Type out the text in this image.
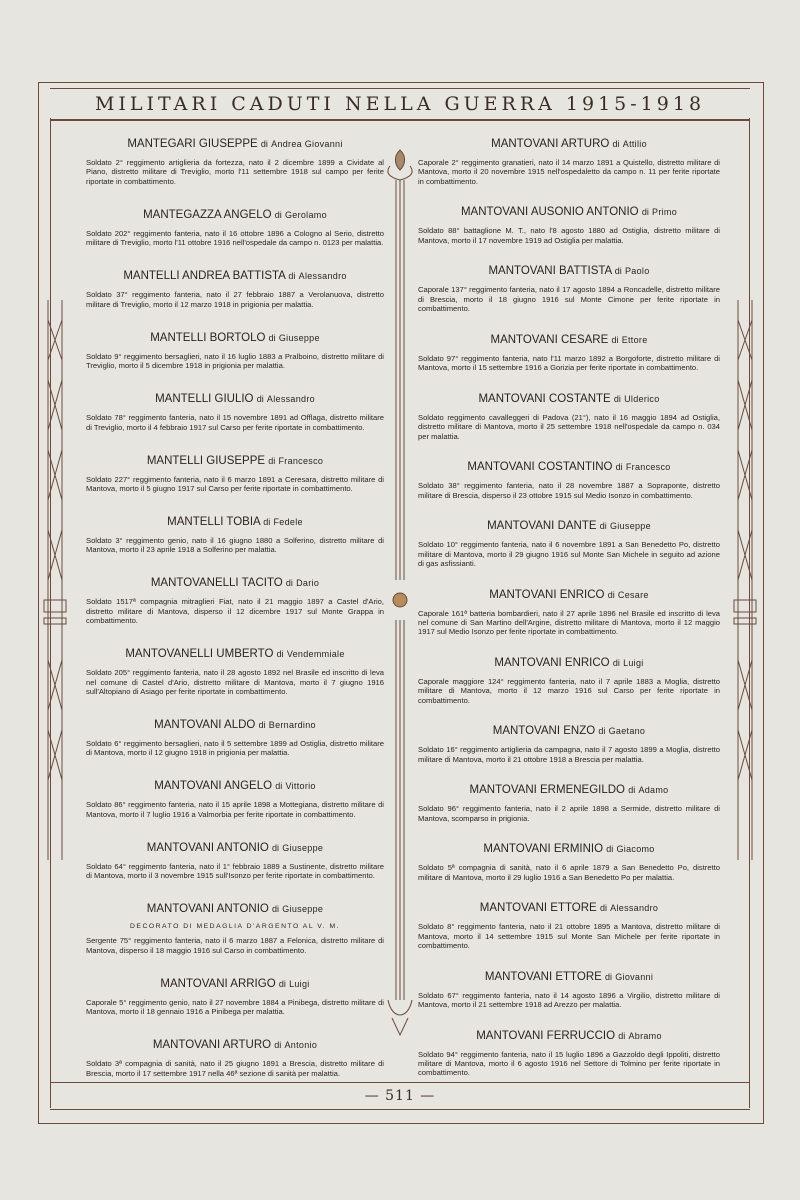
MILITARI CADUTI NELLA GUERRA 1915-1918
MANTEGARI GIUSEPPE di Andrea Giovanni
Soldato 2° reggimento artiglieria da fortezza, nato il 2 dicembre 1899 a Cividate al Piano, distretto militare di Treviglio, morto l'11 settembre 1918 sul campo per ferite riportate in combattimento.
MANTEGAZZA ANGELO di Gerolamo
Soldato 202° reggimento fanteria, nato il 16 ottobre 1896 a Cologno al Serio, distretto militare di Treviglio, morto l'11 ottobre 1916 nell'ospedale da campo n. 0123 per malattia.
MANTELLI ANDREA BATTISTA di Alessandro
Soldato 37° reggimento fanteria, nato il 27 febbraio 1887 a Verolanuova, distretto militare di Treviglio, morto il 12 marzo 1918 in prigionia per malattia.
MANTELLI BORTOLO di Giuseppe
Soldato 9° reggimento bersaglieri, nato il 16 luglio 1883 a Pralboino, distretto militare di Treviglio, morto il 5 dicembre 1918 in prigionia per malattia.
MANTELLI GIULIO di Alessandro
Soldato 78° reggimento fanteria, nato il 15 novembre 1891 ad Offlaga, distretto militare di Treviglio, morto il 4 febbraio 1917 sul Carso per ferite riportate in combattimento.
MANTELLI GIUSEPPE di Francesco
Soldato 227° reggimento fanteria, nato il 6 marzo 1891 a Ceresara, distretto militare di Mantova, morto il 5 giugno 1917 sul Carso per ferite riportate in combattimento.
MANTELLI TOBIA di Fedele
Soldato 3° reggimento genio, nato il 16 giugno 1880 a Solferino, distretto militare di Mantova, morto il 23 aprile 1918 a Solferino per malattia.
MANTOVANELLI TACITO di Dario
Soldato 1517ª compagnia mitraglieri Fiat, nato il 21 maggio 1897 a Castel d'Ario, distretto militare di Mantova, disperso il 12 dicembre 1917 sul Monte Grappa in combattimento.
MANTOVANELLI UMBERTO di Vendemmiale
Soldato 205° reggimento fanteria, nato il 28 agosto 1892 nel Brasile ed inscritto di leva nel comune di Castel d'Ario, distretto militare di Mantova, morto il 7 giugno 1916 sull'Altopiano di Asiago per ferite riportate in combattimento.
MANTOVANI ALDO di Bernardino
Soldato 6° reggimento bersaglieri, nato il 5 settembre 1899 ad Ostiglia, distretto militare di Mantova, morto il 12 giugno 1918 in prigionia per malattia.
MANTOVANI ANGELO di Vittorio
Soldato 86° reggimento fanteria, nato il 15 aprile 1898 a Mottegiana, distretto militare di Mantova, morto il 7 luglio 1916 a Valmorbia per ferite riportate in combattimento.
MANTOVANI ANTONIO di Giuseppe
Soldato 64° reggimento fanteria, nato il 1° febbraio 1889 a Sustinente, distretto militare di Mantova, morto il 3 novembre 1915 sull'Isonzo per ferite riportate in combattimento.
MANTOVANI ANTONIO di Giuseppe
DECORATO DI MEDAGLIA D'ARGENTO AL V. M.
Sergente 75° reggimento fanteria, nato il 6 marzo 1887 a Felonica, distretto militare di Mantova, disperso il 18 maggio 1916 sul Carso in combattimento.
MANTOVANI ARRIGO di Luigi
Caporale 5° reggimento genio, nato il 27 novembre 1884 a Pinibega, distretto militare di Mantova, morto il 18 gennaio 1916 a Pinibega per malattia.
MANTOVANI ARTURO di Antonio
Soldato 3ª compagnia di sanità, nato il 25 giugno 1891 a Brescia, distretto militare di Brescia, morto il 17 settembre 1917 nella 46ª sezione di sanità per malattia.
MANTOVANI ARTURO di Attilio
Caporale 2° reggimento granatieri, nato il 14 marzo 1891 a Quistello, distretto militare di Mantova, morto il 20 novembre 1915 nell'ospedaletto da campo n. 11 per ferite riportate in combattimento.
MANTOVANI AUSONIO ANTONIO di Primo
Soldato 88° battaglione M. T., nato l'8 agosto 1880 ad Ostiglia, distretto militare di Mantova, morto il 17 novembre 1919 ad Ostiglia per malattia.
MANTOVANI BATTISTA di Paolo
Caporale 137° reggimento fanteria, nato il 17 agosto 1894 a Roncadelle, distretto militare di Brescia, morto il 18 giugno 1916 sul Monte Cimone per ferite riportate in combattimento.
MANTOVANI CESARE di Ettore
Soldato 97° reggimento fanteria, nato l'11 marzo 1892 a Borgoforte, distretto militare di Mantova, morto il 15 settembre 1916 a Gorizia per ferite riportate in combattimento.
MANTOVANI COSTANTE di Ulderico
Soldato reggimento cavalleggeri di Padova (21°), nato il 16 maggio 1894 ad Ostiglia, distretto militare di Mantova, morto il 25 settembre 1918 nell'ospedale da campo n. 034 per malattia.
MANTOVANI COSTANTINO di Francesco
Soldato 38° reggimento fanteria, nato il 28 novembre 1887 a Sopraponte, distretto militare di Brescia, disperso il 23 ottobre 1915 sul Medio Isonzo in combattimento.
MANTOVANI DANTE di Giuseppe
Soldato 10° reggimento fanteria, nato il 6 novembre 1891 a San Benedetto Po, distretto militare di Mantova, morto il 29 giugno 1916 sul Monte San Michele in seguito ad azione di gas asfissianti.
MANTOVANI ENRICO di Cesare
Caporale 161ª batteria bombardieri, nato il 27 aprile 1896 nel Brasile ed inscritto di leva nel comune di San Martino dell'Argine, distretto militare di Mantova, morto il 12 maggio 1917 sul Medio Isonzo per ferite riportate in combattimento.
MANTOVANI ENRICO di Luigi
Caporale maggiore 124° reggimento fanteria, nato il 7 aprile 1883 a Moglia, distretto militare di Mantova, morto il 12 marzo 1916 sul Carso per ferite riportate in combattimento.
MANTOVANI ENZO di Gaetano
Soldato 16° reggimento artiglieria da campagna, nato il 7 agosto 1899 a Moglia, distretto militare di Mantova, morto il 21 ottobre 1918 a Brescia per malattia.
MANTOVANI ERMENEGILDO di Adamo
Soldato 96° reggimento fanteria, nato il 2 aprile 1898 a Sermide, distretto militare di Mantova, scomparso in prigionia.
MANTOVANI ERMINIO di Giacomo
Soldato 5ª compagnia di sanità, nato il 6 aprile 1879 a San Benedetto Po, distretto militare di Mantova, morto il 29 luglio 1916 a San Benedetto Po per malattia.
MANTOVANI ETTORE di Alessandro
Soldato 8° reggimento fanteria, nato il 21 ottobre 1895 a Mantova, distretto militare di Mantova, morto il 14 settembre 1915 sul Monte San Michele per ferite riportate in combattimento.
MANTOVANI ETTORE di Giovanni
Soldato 67° reggimento fanteria, nato il 14 agosto 1896 a Virgilio, distretto militare di Mantova, morto il 21 settembre 1918 ad Arezzo per malattia.
MANTOVANI FERRUCCIO di Abramo
Soldato 94° reggimento fanteria, nato il 15 luglio 1896 a Gazzoldo degli Ippoliti, distretto militare di Mantova, morto il 6 agosto 1916 nel Settore di Tolmino per ferite riportate in combattimento.
— 511 —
┄┄┄┄┄┄┄┄┄┄┄┄┄┄┄┄┄┄┄┄
=== Exercise brief ===
Take every line above carrying "Castel" and return it.

=== Finished task ===
Soldato 1517ª compagnia mitraglieri Fiat, nato il 21 maggio 1897 a Castel d'Ario, distretto militare di Mantova, disperso il 12 dicembre 1917 sul Monte Grappa in combattimento.
Soldato 205° reggimento fanteria, nato il 28 agosto 1892 nel Brasile ed inscritto di leva nel comune di Castel d'Ario, distretto militare di Mantova, morto il 7 giugno 1916 sull'Altopiano di Asiago per ferite riportate in combattimento.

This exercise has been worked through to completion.